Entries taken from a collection

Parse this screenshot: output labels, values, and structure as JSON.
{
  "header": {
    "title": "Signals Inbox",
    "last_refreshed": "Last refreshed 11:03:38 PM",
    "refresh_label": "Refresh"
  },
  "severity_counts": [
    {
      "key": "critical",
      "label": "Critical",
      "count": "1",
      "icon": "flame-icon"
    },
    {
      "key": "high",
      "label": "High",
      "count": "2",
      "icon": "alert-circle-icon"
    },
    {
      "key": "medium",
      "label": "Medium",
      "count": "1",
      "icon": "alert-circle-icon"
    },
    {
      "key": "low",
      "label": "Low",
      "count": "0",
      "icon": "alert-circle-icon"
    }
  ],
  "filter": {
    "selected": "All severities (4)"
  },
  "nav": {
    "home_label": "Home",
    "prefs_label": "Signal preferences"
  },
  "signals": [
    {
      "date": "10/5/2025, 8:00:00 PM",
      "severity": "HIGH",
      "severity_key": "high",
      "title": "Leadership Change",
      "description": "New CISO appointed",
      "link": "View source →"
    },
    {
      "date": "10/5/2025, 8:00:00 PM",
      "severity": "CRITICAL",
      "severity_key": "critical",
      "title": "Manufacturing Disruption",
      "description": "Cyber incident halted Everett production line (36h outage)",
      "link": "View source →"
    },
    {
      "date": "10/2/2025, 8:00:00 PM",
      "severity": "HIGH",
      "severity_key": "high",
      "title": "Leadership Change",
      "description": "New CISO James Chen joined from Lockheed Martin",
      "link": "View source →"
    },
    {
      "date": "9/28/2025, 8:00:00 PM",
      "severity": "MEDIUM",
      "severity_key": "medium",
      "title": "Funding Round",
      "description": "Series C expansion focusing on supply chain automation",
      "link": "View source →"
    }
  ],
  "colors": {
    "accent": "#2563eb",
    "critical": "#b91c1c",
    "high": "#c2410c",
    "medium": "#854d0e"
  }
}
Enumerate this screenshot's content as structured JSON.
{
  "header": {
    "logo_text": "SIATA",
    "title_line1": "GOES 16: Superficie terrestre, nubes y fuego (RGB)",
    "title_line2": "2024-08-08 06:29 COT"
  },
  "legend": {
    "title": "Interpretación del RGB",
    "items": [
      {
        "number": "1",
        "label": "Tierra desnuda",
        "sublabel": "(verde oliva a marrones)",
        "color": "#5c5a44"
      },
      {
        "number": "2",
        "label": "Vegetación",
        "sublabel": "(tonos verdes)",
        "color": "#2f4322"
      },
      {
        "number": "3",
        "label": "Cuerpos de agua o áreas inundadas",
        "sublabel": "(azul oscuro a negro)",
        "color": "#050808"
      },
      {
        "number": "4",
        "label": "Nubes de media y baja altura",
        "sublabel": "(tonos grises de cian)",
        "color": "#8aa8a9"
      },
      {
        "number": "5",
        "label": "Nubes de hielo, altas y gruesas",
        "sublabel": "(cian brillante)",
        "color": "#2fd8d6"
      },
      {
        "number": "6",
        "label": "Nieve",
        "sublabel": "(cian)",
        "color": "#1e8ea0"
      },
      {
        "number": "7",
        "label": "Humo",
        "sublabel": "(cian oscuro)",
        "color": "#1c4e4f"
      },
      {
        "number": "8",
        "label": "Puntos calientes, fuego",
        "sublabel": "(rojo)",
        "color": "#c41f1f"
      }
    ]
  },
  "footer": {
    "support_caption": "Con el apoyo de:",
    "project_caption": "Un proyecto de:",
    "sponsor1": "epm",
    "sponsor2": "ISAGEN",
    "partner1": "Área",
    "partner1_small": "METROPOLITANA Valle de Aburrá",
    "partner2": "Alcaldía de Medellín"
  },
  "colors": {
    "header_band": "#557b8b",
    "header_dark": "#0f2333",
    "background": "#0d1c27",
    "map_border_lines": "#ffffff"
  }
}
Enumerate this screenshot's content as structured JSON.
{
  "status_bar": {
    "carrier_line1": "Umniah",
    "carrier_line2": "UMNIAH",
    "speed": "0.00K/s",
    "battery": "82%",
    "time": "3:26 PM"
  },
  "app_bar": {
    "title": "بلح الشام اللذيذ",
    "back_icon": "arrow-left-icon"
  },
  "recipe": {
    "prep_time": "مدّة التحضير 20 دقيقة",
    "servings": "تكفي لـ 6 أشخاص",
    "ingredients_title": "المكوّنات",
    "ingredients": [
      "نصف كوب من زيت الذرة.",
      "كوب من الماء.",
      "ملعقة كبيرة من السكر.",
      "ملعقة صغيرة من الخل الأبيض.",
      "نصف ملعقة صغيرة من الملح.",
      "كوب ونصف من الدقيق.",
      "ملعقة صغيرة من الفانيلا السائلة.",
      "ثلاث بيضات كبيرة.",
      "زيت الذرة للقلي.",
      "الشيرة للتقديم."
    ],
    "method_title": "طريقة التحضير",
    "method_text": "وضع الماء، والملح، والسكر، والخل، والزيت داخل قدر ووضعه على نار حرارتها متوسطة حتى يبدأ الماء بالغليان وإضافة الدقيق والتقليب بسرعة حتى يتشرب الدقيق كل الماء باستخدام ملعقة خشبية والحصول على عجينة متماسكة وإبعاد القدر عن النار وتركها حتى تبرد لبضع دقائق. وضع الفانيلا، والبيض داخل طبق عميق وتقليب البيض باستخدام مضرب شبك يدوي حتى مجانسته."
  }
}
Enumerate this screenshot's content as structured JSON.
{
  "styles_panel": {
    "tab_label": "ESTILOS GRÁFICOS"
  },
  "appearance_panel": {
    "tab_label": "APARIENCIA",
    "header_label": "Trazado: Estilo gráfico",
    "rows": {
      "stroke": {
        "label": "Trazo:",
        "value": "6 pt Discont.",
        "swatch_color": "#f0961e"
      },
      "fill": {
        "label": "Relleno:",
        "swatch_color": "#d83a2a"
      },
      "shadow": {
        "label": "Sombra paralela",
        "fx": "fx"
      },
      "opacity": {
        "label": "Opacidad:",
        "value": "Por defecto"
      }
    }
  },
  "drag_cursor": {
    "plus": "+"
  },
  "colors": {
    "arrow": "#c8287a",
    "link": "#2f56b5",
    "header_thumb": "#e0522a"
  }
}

Request: Go through the records above and retype each one exactly.

Worked solution:
Parse this screenshot: output labels, values, and structure as JSON.
{
  "header": {
    "title": "Signals Inbox",
    "last_refreshed": "Last refreshed 11:03:38 PM",
    "refresh_label": "Refresh"
  },
  "severity_counts": [
    {
      "key": "critical",
      "label": "Critical",
      "count": "1",
      "icon": "flame-icon"
    },
    {
      "key": "high",
      "label": "High",
      "count": "2",
      "icon": "alert-circle-icon"
    },
    {
      "key": "medium",
      "label": "Medium",
      "count": "1",
      "icon": "alert-circle-icon"
    },
    {
      "key": "low",
      "label": "Low",
      "count": "0",
      "icon": "alert-circle-icon"
    }
  ],
  "filter": {
    "selected": "All severities (4)"
  },
  "nav": {
    "home_label": "Home",
    "prefs_label": "Signal preferences"
  },
  "signals": [
    {
      "date": "10/5/2025, 8:00:00 PM",
      "severity": "HIGH",
      "severity_key": "high",
      "title": "Leadership Change",
      "description": "New CISO appointed",
      "link": "View source →"
    },
    {
      "date": "10/5/2025, 8:00:00 PM",
      "severity": "CRITICAL",
      "severity_key": "critical",
      "title": "Manufacturing Disruption",
      "description": "Cyber incident halted Everett production line (36h outage)",
      "link": "View source →"
    },
    {
      "date": "10/2/2025, 8:00:00 PM",
      "severity": "HIGH",
      "severity_key": "high",
      "title": "Leadership Change",
      "description": "New CISO James Chen joined from Lockheed Martin",
      "link": "View source →"
    },
    {
      "date": "9/28/2025, 8:00:00 PM",
      "severity": "MEDIUM",
      "severity_key": "medium",
      "title": "Funding Round",
      "description": "Series C expansion focusing on supply chain automation",
      "link": "View source →"
    }
  ],
  "colors": {
    "accent": "#2563eb",
    "critical": "#b91c1c",
    "high": "#c2410c",
    "medium": "#854d0e"
  }
}
Enumerate this screenshot's content as structured JSON.
{
  "header": {
    "logo_text": "SIATA",
    "title_line1": "GOES 16: Superficie terrestre, nubes y fuego (RGB)",
    "title_line2": "2024-08-08 06:29 COT"
  },
  "legend": {
    "title": "Interpretación del RGB",
    "items": [
      {
        "number": "1",
        "label": "Tierra desnuda",
        "sublabel": "(verde oliva a marrones)",
        "color": "#5c5a44"
      },
      {
        "number": "2",
        "label": "Vegetación",
        "sublabel": "(tonos verdes)",
        "color": "#2f4322"
      },
      {
        "number": "3",
        "label": "Cuerpos de agua o áreas inundadas",
        "sublabel": "(azul oscuro a negro)",
        "color": "#050808"
      },
      {
        "number": "4",
        "label": "Nubes de media y baja altura",
        "sublabel": "(tonos grises de cian)",
        "color": "#8aa8a9"
      },
      {
        "number": "5",
        "label": "Nubes de hielo, altas y gruesas",
        "sublabel": "(cian brillante)",
        "color": "#2fd8d6"
      },
      {
        "number": "6",
        "label": "Nieve",
        "sublabel": "(cian)",
        "color": "#1e8ea0"
      },
      {
        "number": "7",
        "label": "Humo",
        "sublabel": "(cian oscuro)",
        "color": "#1c4e4f"
      },
      {
        "number": "8",
        "label": "Puntos calientes, fuego",
        "sublabel": "(rojo)",
        "color": "#c41f1f"
      }
    ]
  },
  "footer": {
    "support_caption": "Con el apoyo de:",
    "project_caption": "Un proyecto de:",
    "sponsor1": "epm",
    "sponsor2": "ISAGEN",
    "partner1": "Área",
    "partner1_small": "METROPOLITANA Valle de Aburrá",
    "partner2": "Alcaldía de Medellín"
  },
  "colors": {
    "header_band": "#557b8b",
    "header_dark": "#0f2333",
    "background": "#0d1c27",
    "map_border_lines": "#ffffff"
  }
}
Enumerate this screenshot's content as structured JSON.
{
  "status_bar": {
    "carrier_line1": "Umniah",
    "carrier_line2": "UMNIAH",
    "speed": "0.00K/s",
    "battery": "82%",
    "time": "3:26 PM"
  },
  "app_bar": {
    "title": "بلح الشام اللذيذ",
    "back_icon": "arrow-left-icon"
  },
  "recipe": {
    "prep_time": "مدّة التحضير 20 دقيقة",
    "servings": "تكفي لـ 6 أشخاص",
    "ingredients_title": "المكوّنات",
    "ingredients": [
      "نصف كوب من زيت الذرة.",
      "كوب من الماء.",
      "ملعقة كبيرة من السكر.",
      "ملعقة صغيرة من الخل الأبيض.",
      "نصف ملعقة صغيرة من الملح.",
      "كوب ونصف من الدقيق.",
      "ملعقة صغيرة من الفانيلا السائلة.",
      "ثلاث بيضات كبيرة.",
      "زيت الذرة للقلي.",
      "الشيرة للتقديم."
    ],
    "method_title": "طريقة التحضير",
    "method_text": "وضع الماء، والملح، والسكر، والخل، والزيت داخل قدر ووضعه على نار حرارتها متوسطة حتى يبدأ الماء بالغليان وإضافة الدقيق والتقليب بسرعة حتى يتشرب الدقيق كل الماء باستخدام ملعقة خشبية والحصول على عجينة متماسكة وإبعاد القدر عن النار وتركها حتى تبرد لبضع دقائق. وضع الفانيلا، والبيض داخل طبق عميق وتقليب البيض باستخدام مضرب شبك يدوي حتى مجانسته."
  }
}
Enumerate this screenshot's content as structured JSON.
{
  "styles_panel": {
    "tab_label": "ESTILOS GRÁFICOS"
  },
  "appearance_panel": {
    "tab_label": "APARIENCIA",
    "header_label": "Trazado: Estilo gráfico",
    "rows": {
      "stroke": {
        "label": "Trazo:",
        "value": "6 pt Discont.",
        "swatch_color": "#f0961e"
      },
      "fill": {
        "label": "Relleno:",
        "swatch_color": "#d83a2a"
      },
      "shadow": {
        "label": "Sombra paralela",
        "fx": "fx"
      },
      "opacity": {
        "label": "Opacidad:",
        "value": "Por defecto"
      }
    }
  },
  "drag_cursor": {
    "plus": "+"
  },
  "colors": {
    "arrow": "#c8287a",
    "link": "#2f56b5",
    "header_thumb": "#e0522a"
  }
}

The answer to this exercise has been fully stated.